_Dataset excerpt:_
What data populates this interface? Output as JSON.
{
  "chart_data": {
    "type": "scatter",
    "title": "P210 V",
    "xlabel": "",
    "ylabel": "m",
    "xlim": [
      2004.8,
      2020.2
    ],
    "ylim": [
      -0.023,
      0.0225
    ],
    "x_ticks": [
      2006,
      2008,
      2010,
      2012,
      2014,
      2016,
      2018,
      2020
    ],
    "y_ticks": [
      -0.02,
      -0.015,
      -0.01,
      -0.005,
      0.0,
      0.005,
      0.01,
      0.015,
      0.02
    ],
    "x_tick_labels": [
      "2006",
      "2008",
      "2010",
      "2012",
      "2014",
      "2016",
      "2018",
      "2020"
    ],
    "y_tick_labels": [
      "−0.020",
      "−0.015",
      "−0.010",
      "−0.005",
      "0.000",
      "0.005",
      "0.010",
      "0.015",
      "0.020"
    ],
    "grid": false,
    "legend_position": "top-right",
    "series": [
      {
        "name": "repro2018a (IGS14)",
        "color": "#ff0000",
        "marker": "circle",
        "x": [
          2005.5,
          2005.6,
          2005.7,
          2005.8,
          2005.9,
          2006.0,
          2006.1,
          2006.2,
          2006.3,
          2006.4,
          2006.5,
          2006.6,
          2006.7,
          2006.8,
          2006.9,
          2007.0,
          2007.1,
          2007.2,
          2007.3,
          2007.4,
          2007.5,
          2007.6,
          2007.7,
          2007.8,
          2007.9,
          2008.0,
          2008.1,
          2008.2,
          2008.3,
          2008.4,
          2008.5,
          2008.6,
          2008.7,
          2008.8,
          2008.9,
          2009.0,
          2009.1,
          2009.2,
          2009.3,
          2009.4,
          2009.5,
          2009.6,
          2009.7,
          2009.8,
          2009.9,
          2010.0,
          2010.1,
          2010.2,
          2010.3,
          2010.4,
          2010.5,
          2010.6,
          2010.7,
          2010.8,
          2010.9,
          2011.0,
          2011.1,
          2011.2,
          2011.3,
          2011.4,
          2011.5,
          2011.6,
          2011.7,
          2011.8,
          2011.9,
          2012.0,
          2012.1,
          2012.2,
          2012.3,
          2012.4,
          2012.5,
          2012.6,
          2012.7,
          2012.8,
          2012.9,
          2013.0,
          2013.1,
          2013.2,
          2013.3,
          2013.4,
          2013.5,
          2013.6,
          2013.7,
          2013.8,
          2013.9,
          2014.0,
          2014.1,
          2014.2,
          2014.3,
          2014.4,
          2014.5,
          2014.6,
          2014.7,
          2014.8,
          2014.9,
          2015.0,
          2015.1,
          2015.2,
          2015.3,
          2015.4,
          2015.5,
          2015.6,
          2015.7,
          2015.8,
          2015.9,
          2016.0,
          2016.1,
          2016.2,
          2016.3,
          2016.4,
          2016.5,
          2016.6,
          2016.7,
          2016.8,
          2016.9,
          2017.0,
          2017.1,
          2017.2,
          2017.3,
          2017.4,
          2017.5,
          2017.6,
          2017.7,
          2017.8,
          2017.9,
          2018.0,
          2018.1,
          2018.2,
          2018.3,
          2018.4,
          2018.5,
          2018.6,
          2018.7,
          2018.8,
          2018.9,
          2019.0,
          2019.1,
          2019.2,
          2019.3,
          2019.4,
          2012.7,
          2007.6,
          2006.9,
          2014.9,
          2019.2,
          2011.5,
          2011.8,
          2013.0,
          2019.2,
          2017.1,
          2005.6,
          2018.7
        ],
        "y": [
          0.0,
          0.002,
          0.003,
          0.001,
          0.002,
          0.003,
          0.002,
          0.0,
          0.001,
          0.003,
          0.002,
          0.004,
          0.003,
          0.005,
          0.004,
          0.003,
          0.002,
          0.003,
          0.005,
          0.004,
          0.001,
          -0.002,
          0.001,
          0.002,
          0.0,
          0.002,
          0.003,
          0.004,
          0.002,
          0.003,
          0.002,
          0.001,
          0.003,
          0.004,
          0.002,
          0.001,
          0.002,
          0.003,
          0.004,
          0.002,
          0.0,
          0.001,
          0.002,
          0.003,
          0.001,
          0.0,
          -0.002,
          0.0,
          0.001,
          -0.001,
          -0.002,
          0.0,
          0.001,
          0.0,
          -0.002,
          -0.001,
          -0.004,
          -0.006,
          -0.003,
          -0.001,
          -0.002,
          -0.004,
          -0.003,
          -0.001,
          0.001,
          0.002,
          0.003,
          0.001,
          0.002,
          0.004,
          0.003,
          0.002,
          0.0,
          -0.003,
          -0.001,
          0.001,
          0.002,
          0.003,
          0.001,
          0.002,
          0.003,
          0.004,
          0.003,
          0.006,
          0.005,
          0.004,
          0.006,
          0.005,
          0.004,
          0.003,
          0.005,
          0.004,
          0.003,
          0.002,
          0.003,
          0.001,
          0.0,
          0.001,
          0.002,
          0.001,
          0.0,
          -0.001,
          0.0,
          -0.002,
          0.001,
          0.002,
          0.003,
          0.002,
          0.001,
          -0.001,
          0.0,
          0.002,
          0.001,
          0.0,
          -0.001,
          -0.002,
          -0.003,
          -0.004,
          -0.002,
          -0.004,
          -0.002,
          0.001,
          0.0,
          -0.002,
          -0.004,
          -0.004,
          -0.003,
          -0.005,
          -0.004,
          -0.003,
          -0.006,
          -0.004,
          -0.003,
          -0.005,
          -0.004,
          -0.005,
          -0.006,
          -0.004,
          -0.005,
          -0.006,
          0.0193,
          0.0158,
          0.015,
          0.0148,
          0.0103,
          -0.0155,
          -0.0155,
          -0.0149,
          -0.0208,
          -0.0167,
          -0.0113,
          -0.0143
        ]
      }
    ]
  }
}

_EXERCISE INSTRUCTIONS:_ Above are the records; retype them all without a single difference.

_REPLY TO THE TASK:_
What data populates this interface? Output as JSON.
{
  "chart_data": {
    "type": "scatter",
    "title": "P210 V",
    "xlabel": "",
    "ylabel": "m",
    "xlim": [
      2004.8,
      2020.2
    ],
    "ylim": [
      -0.023,
      0.0225
    ],
    "x_ticks": [
      2006,
      2008,
      2010,
      2012,
      2014,
      2016,
      2018,
      2020
    ],
    "y_ticks": [
      -0.02,
      -0.015,
      -0.01,
      -0.005,
      0.0,
      0.005,
      0.01,
      0.015,
      0.02
    ],
    "x_tick_labels": [
      "2006",
      "2008",
      "2010",
      "2012",
      "2014",
      "2016",
      "2018",
      "2020"
    ],
    "y_tick_labels": [
      "−0.020",
      "−0.015",
      "−0.010",
      "−0.005",
      "0.000",
      "0.005",
      "0.010",
      "0.015",
      "0.020"
    ],
    "grid": false,
    "legend_position": "top-right",
    "series": [
      {
        "name": "repro2018a (IGS14)",
        "color": "#ff0000",
        "marker": "circle",
        "x": [
          2005.5,
          2005.6,
          2005.7,
          2005.8,
          2005.9,
          2006.0,
          2006.1,
          2006.2,
          2006.3,
          2006.4,
          2006.5,
          2006.6,
          2006.7,
          2006.8,
          2006.9,
          2007.0,
          2007.1,
          2007.2,
          2007.3,
          2007.4,
          2007.5,
          2007.6,
          2007.7,
          2007.8,
          2007.9,
          2008.0,
          2008.1,
          2008.2,
          2008.3,
          2008.4,
          2008.5,
          2008.6,
          2008.7,
          2008.8,
          2008.9,
          2009.0,
          2009.1,
          2009.2,
          2009.3,
          2009.4,
          2009.5,
          2009.6,
          2009.7,
          2009.8,
          2009.9,
          2010.0,
          2010.1,
          2010.2,
          2010.3,
          2010.4,
          2010.5,
          2010.6,
          2010.7,
          2010.8,
          2010.9,
          2011.0,
          2011.1,
          2011.2,
          2011.3,
          2011.4,
          2011.5,
          2011.6,
          2011.7,
          2011.8,
          2011.9,
          2012.0,
          2012.1,
          2012.2,
          2012.3,
          2012.4,
          2012.5,
          2012.6,
          2012.7,
          2012.8,
          2012.9,
          2013.0,
          2013.1,
          2013.2,
          2013.3,
          2013.4,
          2013.5,
          2013.6,
          2013.7,
          2013.8,
          2013.9,
          2014.0,
          2014.1,
          2014.2,
          2014.3,
          2014.4,
          2014.5,
          2014.6,
          2014.7,
          2014.8,
          2014.9,
          2015.0,
          2015.1,
          2015.2,
          2015.3,
          2015.4,
          2015.5,
          2015.6,
          2015.7,
          2015.8,
          2015.9,
          2016.0,
          2016.1,
          2016.2,
          2016.3,
          2016.4,
          2016.5,
          2016.6,
          2016.7,
          2016.8,
          2016.9,
          2017.0,
          2017.1,
          2017.2,
          2017.3,
          2017.4,
          2017.5,
          2017.6,
          2017.7,
          2017.8,
          2017.9,
          2018.0,
          2018.1,
          2018.2,
          2018.3,
          2018.4,
          2018.5,
          2018.6,
          2018.7,
          2018.8,
          2018.9,
          2019.0,
          2019.1,
          2019.2,
          2019.3,
          2019.4,
          2012.7,
          2007.6,
          2006.9,
          2014.9,
          2019.2,
          2011.5,
          2011.8,
          2013.0,
          2019.2,
          2017.1,
          2005.6,
          2018.7
        ],
        "y": [
          0.0,
          0.002,
          0.003,
          0.001,
          0.002,
          0.003,
          0.002,
          0.0,
          0.001,
          0.003,
          0.002,
          0.004,
          0.003,
          0.005,
          0.004,
          0.003,
          0.002,
          0.003,
          0.005,
          0.004,
          0.001,
          -0.002,
          0.001,
          0.002,
          0.0,
          0.002,
          0.003,
          0.004,
          0.002,
          0.003,
          0.002,
          0.001,
          0.003,
          0.004,
          0.002,
          0.001,
          0.002,
          0.003,
          0.004,
          0.002,
          0.0,
          0.001,
          0.002,
          0.003,
          0.001,
          0.0,
          -0.002,
          0.0,
          0.001,
          -0.001,
          -0.002,
          0.0,
          0.001,
          0.0,
          -0.002,
          -0.001,
          -0.004,
          -0.006,
          -0.003,
          -0.001,
          -0.002,
          -0.004,
          -0.003,
          -0.001,
          0.001,
          0.002,
          0.003,
          0.001,
          0.002,
          0.004,
          0.003,
          0.002,
          0.0,
          -0.003,
          -0.001,
          0.001,
          0.002,
          0.003,
          0.001,
          0.002,
          0.003,
          0.004,
          0.003,
          0.006,
          0.005,
          0.004,
          0.006,
          0.005,
          0.004,
          0.003,
          0.005,
          0.004,
          0.003,
          0.002,
          0.003,
          0.001,
          0.0,
          0.001,
          0.002,
          0.001,
          0.0,
          -0.001,
          0.0,
          -0.002,
          0.001,
          0.002,
          0.003,
          0.002,
          0.001,
          -0.001,
          0.0,
          0.002,
          0.001,
          0.0,
          -0.001,
          -0.002,
          -0.003,
          -0.004,
          -0.002,
          -0.004,
          -0.002,
          0.001,
          0.0,
          -0.002,
          -0.004,
          -0.004,
          -0.003,
          -0.005,
          -0.004,
          -0.003,
          -0.006,
          -0.004,
          -0.003,
          -0.005,
          -0.004,
          -0.005,
          -0.006,
          -0.004,
          -0.005,
          -0.006,
          0.0193,
          0.0158,
          0.015,
          0.0148,
          0.0103,
          -0.0155,
          -0.0155,
          -0.0149,
          -0.0208,
          -0.0167,
          -0.0113,
          -0.0143
        ]
      }
    ]
  }
}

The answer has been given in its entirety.